### TASK BRIEF:
Type out all the records word for word. Any pictures are to be left out.

——

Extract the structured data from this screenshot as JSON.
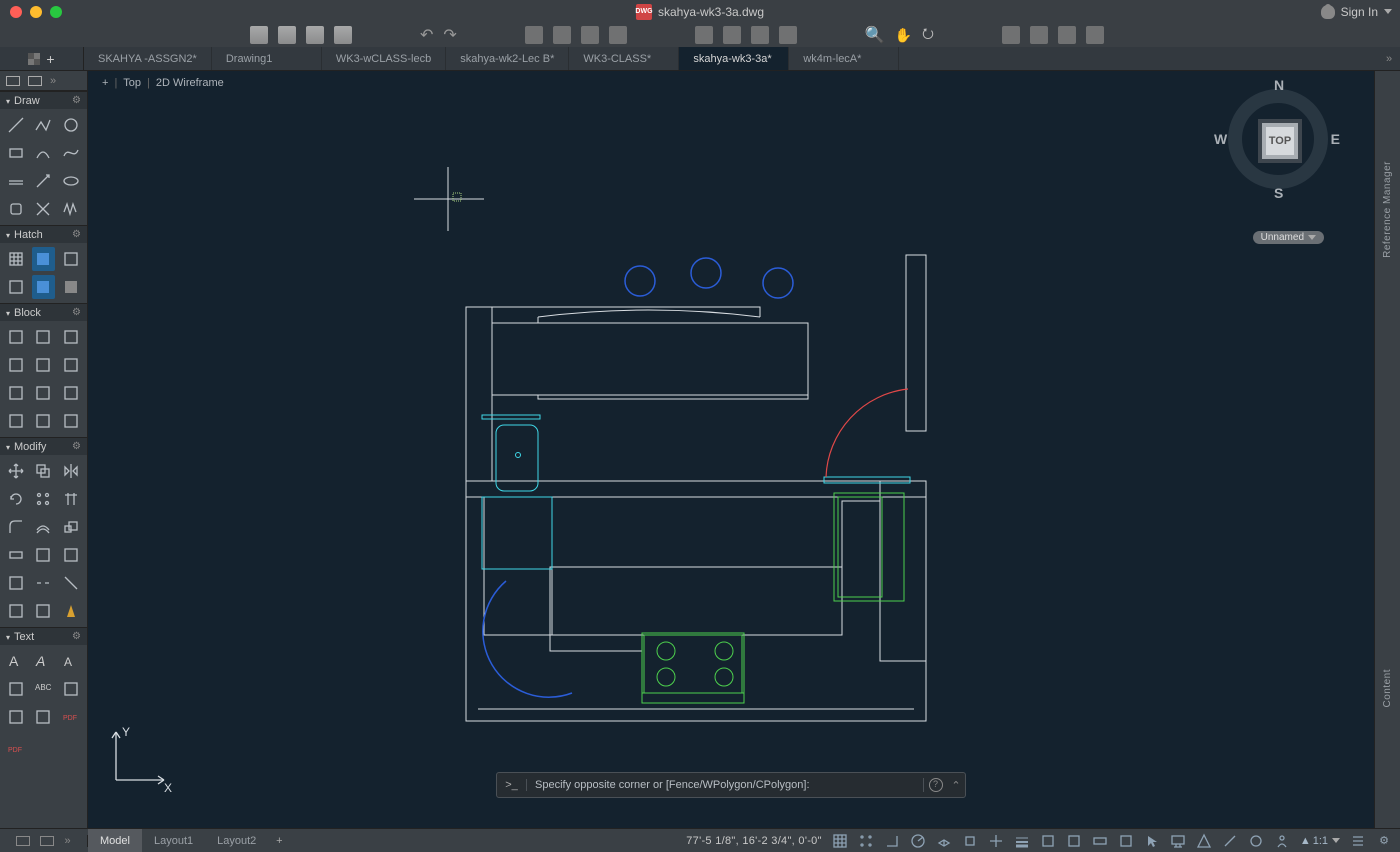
{
  "title_file": "skahya-wk3-3a.dwg",
  "dwg_badge": "DWG",
  "signin_label": "Sign In",
  "doctabs": [
    {
      "label": "SKAHYA -ASSGN2*",
      "active": false
    },
    {
      "label": "Drawing1",
      "active": false
    },
    {
      "label": "WK3-wCLASS-lecb",
      "active": false
    },
    {
      "label": "skahya-wk2-Lec B*",
      "active": false
    },
    {
      "label": "WK3-CLASS*",
      "active": false
    },
    {
      "label": "skahya-wk3-3a*",
      "active": true
    },
    {
      "label": "wk4m-lecA*",
      "active": false
    }
  ],
  "view_controls": {
    "dash": "+",
    "view": "Top",
    "style": "2D Wireframe"
  },
  "viewcube": {
    "face": "TOP",
    "n": "N",
    "e": "E",
    "s": "S",
    "w": "W",
    "tag": "Unnamed"
  },
  "panels": {
    "draw": "Draw",
    "hatch": "Hatch",
    "block": "Block",
    "modify": "Modify",
    "text": "Text"
  },
  "right_labels": {
    "ref": "Reference Manager",
    "content": "Content"
  },
  "cmdline": {
    "prompt": ">_",
    "text": "Specify opposite corner or [Fence/WPolygon/CPolygon]:",
    "help": "?"
  },
  "ucs": {
    "x": "X",
    "y": "Y"
  },
  "statusbar": {
    "tabs": [
      {
        "label": "Model",
        "active": true
      },
      {
        "label": "Layout1",
        "active": false
      },
      {
        "label": "Layout2",
        "active": false
      }
    ],
    "coords": "77'-5 1/8\",  16'-2 3/4\", 0'-0\"",
    "ratio": "1:1"
  },
  "colors": {
    "canvas": "#14222e",
    "white": "#d8dde2",
    "blue": "#2b5dd8",
    "cyan": "#3fd8e8",
    "green": "#4dd04d",
    "red": "#e04848"
  }
}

——

### SOLVED EXERCISE:
Extract the structured data from this screenshot as JSON.
{
  "title_file": "skahya-wk3-3a.dwg",
  "dwg_badge": "DWG",
  "signin_label": "Sign In",
  "doctabs": [
    {
      "label": "SKAHYA -ASSGN2*",
      "active": false
    },
    {
      "label": "Drawing1",
      "active": false
    },
    {
      "label": "WK3-wCLASS-lecb",
      "active": false
    },
    {
      "label": "skahya-wk2-Lec B*",
      "active": false
    },
    {
      "label": "WK3-CLASS*",
      "active": false
    },
    {
      "label": "skahya-wk3-3a*",
      "active": true
    },
    {
      "label": "wk4m-lecA*",
      "active": false
    }
  ],
  "view_controls": {
    "dash": "+",
    "view": "Top",
    "style": "2D Wireframe"
  },
  "viewcube": {
    "face": "TOP",
    "n": "N",
    "e": "E",
    "s": "S",
    "w": "W",
    "tag": "Unnamed"
  },
  "panels": {
    "draw": "Draw",
    "hatch": "Hatch",
    "block": "Block",
    "modify": "Modify",
    "text": "Text"
  },
  "right_labels": {
    "ref": "Reference Manager",
    "content": "Content"
  },
  "cmdline": {
    "prompt": ">_",
    "text": "Specify opposite corner or [Fence/WPolygon/CPolygon]:",
    "help": "?"
  },
  "ucs": {
    "x": "X",
    "y": "Y"
  },
  "statusbar": {
    "tabs": [
      {
        "label": "Model",
        "active": true
      },
      {
        "label": "Layout1",
        "active": false
      },
      {
        "label": "Layout2",
        "active": false
      }
    ],
    "coords": "77'-5 1/8\",  16'-2 3/4\", 0'-0\"",
    "ratio": "1:1"
  },
  "colors": {
    "canvas": "#14222e",
    "white": "#d8dde2",
    "blue": "#2b5dd8",
    "cyan": "#3fd8e8",
    "green": "#4dd04d",
    "red": "#e04848"
  }
}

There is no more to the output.